• **EXERCISE DESCRIPTION**:
Omit every picture and output the rest of the records exactly as they are.

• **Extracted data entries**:
________________

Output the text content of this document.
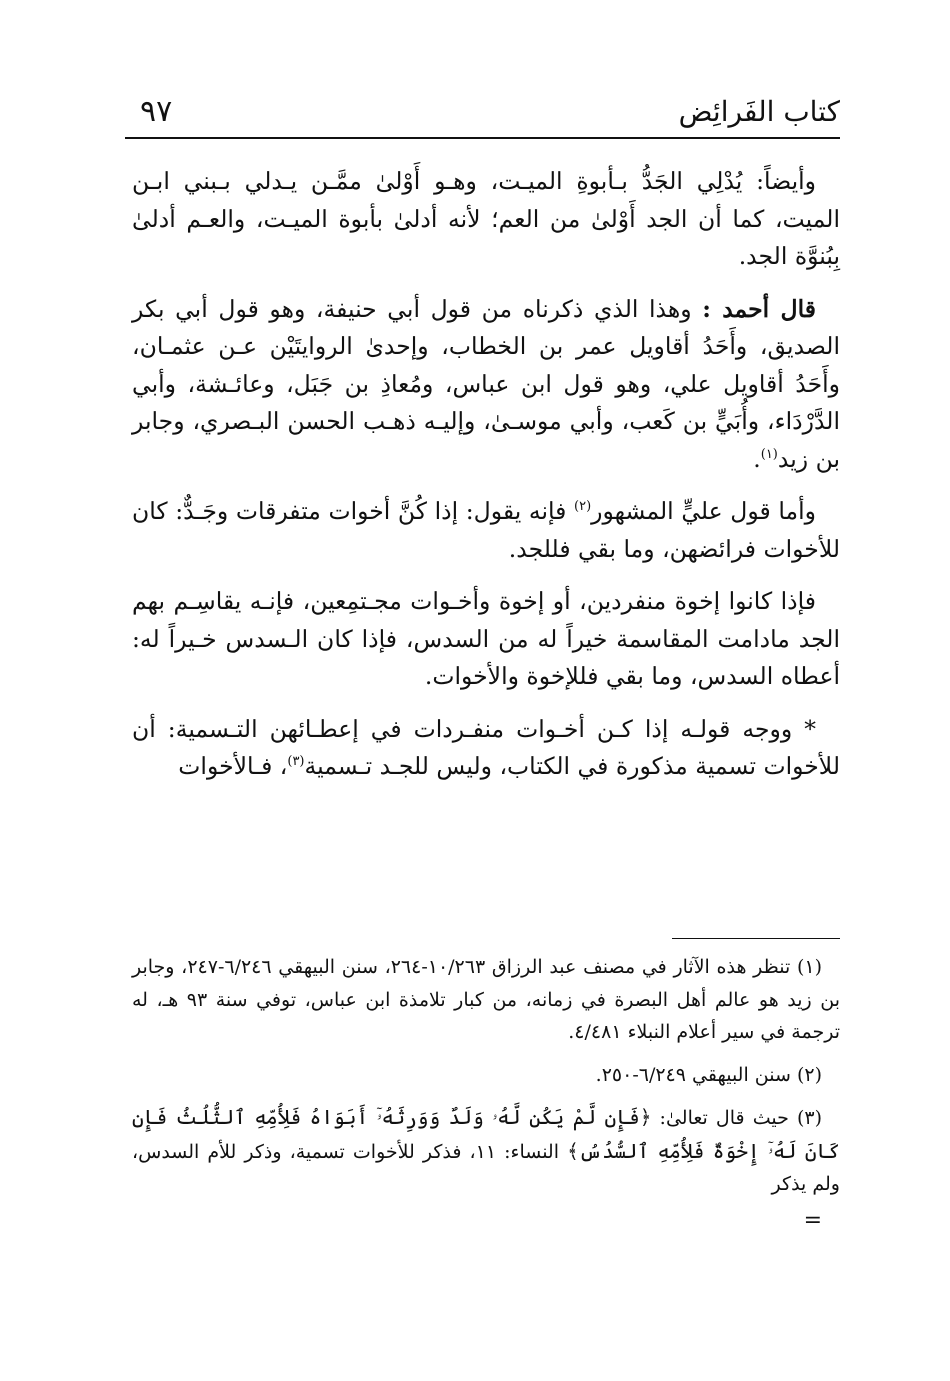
كتاب الفَرائِض
٩٧

وأيضاً: يُدْلِي الجَدُّ بـأبوةِ الميـت، وهـو أَوْلىٰ ممَّـن يـدلي بـبني ابـن الميت، كما أن الجد أَوْلىٰ من العم؛ لأنه أدلىٰ بأبوة الميـت، والعـم أدلىٰ بِبُنوَّة الجد.

قال أحمد : وهذا الذي ذكرناه من قول أبي حنيفة، وهو قول أبي بكر الصديق، وأَحَدُ أقاويل عمر بن الخطاب، وإحدىٰ الروايتَيْن عـن عثمـان، وأَحَدُ أقاويل علي، وهو قول ابن عباس، ومُعاذِ بن جَبَل، وعائـشة، وأبي الدَّرْدَاء، وأُبَيٍّ بن كَعب، وأبي موسـىٰ، وإليـه ذهـب الحسن البـصري، وجابر بن زيد$^{(١)}$.

وأما قول عليٍّ المشهور$^{(٢)}$ فإنه يقول: إذا كُنَّ أخوات متفرقات وجَـدٌّ: كان للأخوات فرائضهن، وما بقي فللجد.

فإذا كانوا إخوة منفردين، أو إخوة وأخـوات مجـتمِعين، فإنـه يقاسِـم بهم الجد مادامت المقاسمة خيراً له من السدس، فإذا كان الـسدس خـيراً له: أعطاه السدس، وما بقي فللإخوة والأخوات.

* ووجه قولـه إذا كـن أخـوات منفـردات في إعطـائهن التـسمية: أن للأخوات تسمية مذكورة في الكتاب، وليس للجـد تـسمية$^{(٣)}$، فـالأخوات

(١) تنظر هذه الآثار في مصنف عبد الرزاق ١٠/٢٦٣-٢٦٤، سنن البيهقي ٦/٢٤٦-٢٤٧، وجابر بن زيد هو عالم أهل البصرة في زمانه، من كبار تلامذة ابن عباس، توفي سنة ٩٣ هـ، له ترجمة في سير أعلام النبلاء ٤/٤٨١.

(٢) سنن البيهقي ٦/٢٤٩-٢٥٠.

(٣) حيث قال تعالىٰ: ﴿فَإِن لَّمْ يَكُن لَّهُۥ وَلَدٌ وَوَرِثَهُۥٓ أَبَوَاهُ فَلِأُمِّهِ ٱلثُّلُثُ فَإِن كَانَ لَهُۥٓ إِخْوَةٌ فَلِأُمِّهِ ٱلسُّدُسُ﴾ النساء: ١١، فذكر للأخوات تسمية، وذكر للأم السدس، ولم يذكر

=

________________

• **ANSWER BELOW**:
Output the text content of this document.
كتاب الفَرائِض
٩٧

وأيضاً: يُدْلِي الجَدُّ بـأبوةِ الميـت، وهـو أَوْلىٰ ممَّـن يـدلي بـبني ابـن الميت، كما أن الجد أَوْلىٰ من العم؛ لأنه أدلىٰ بأبوة الميـت، والعـم أدلىٰ بِبُنوَّة الجد.

قال أحمد : وهذا الذي ذكرناه من قول أبي حنيفة، وهو قول أبي بكر الصديق، وأَحَدُ أقاويل عمر بن الخطاب، وإحدىٰ الروايتَيْن عـن عثمـان، وأَحَدُ أقاويل علي، وهو قول ابن عباس، ومُعاذِ بن جَبَل، وعائـشة، وأبي الدَّرْدَاء، وأُبَيٍّ بن كَعب، وأبي موسـىٰ، وإليـه ذهـب الحسن البـصري، وجابر بن زيد$^{(١)}$.

وأما قول عليٍّ المشهور$^{(٢)}$ فإنه يقول: إذا كُنَّ أخوات متفرقات وجَـدٌّ: كان للأخوات فرائضهن، وما بقي فللجد.

فإذا كانوا إخوة منفردين، أو إخوة وأخـوات مجـتمِعين، فإنـه يقاسِـم بهم الجد مادامت المقاسمة خيراً له من السدس، فإذا كان الـسدس خـيراً له: أعطاه السدس، وما بقي فللإخوة والأخوات.

* ووجه قولـه إذا كـن أخـوات منفـردات في إعطـائهن التـسمية: أن للأخوات تسمية مذكورة في الكتاب، وليس للجـد تـسمية$^{(٣)}$، فـالأخوات

(١) تنظر هذه الآثار في مصنف عبد الرزاق ١٠/٢٦٣-٢٦٤، سنن البيهقي ٦/٢٤٦-٢٤٧، وجابر بن زيد هو عالم أهل البصرة في زمانه، من كبار تلامذة ابن عباس، توفي سنة ٩٣ هـ، له ترجمة في سير أعلام النبلاء ٤/٤٨١.

(٢) سنن البيهقي ٦/٢٤٩-٢٥٠.

(٣) حيث قال تعالىٰ: ﴿فَإِن لَّمْ يَكُن لَّهُۥ وَلَدٌ وَوَرِثَهُۥٓ أَبَوَاهُ فَلِأُمِّهِ ٱلثُّلُثُ فَإِن كَانَ لَهُۥٓ إِخْوَةٌ فَلِأُمِّهِ ٱلسُّدُسُ﴾ النساء: ١١، فذكر للأخوات تسمية، وذكر للأم السدس، ولم يذكر

=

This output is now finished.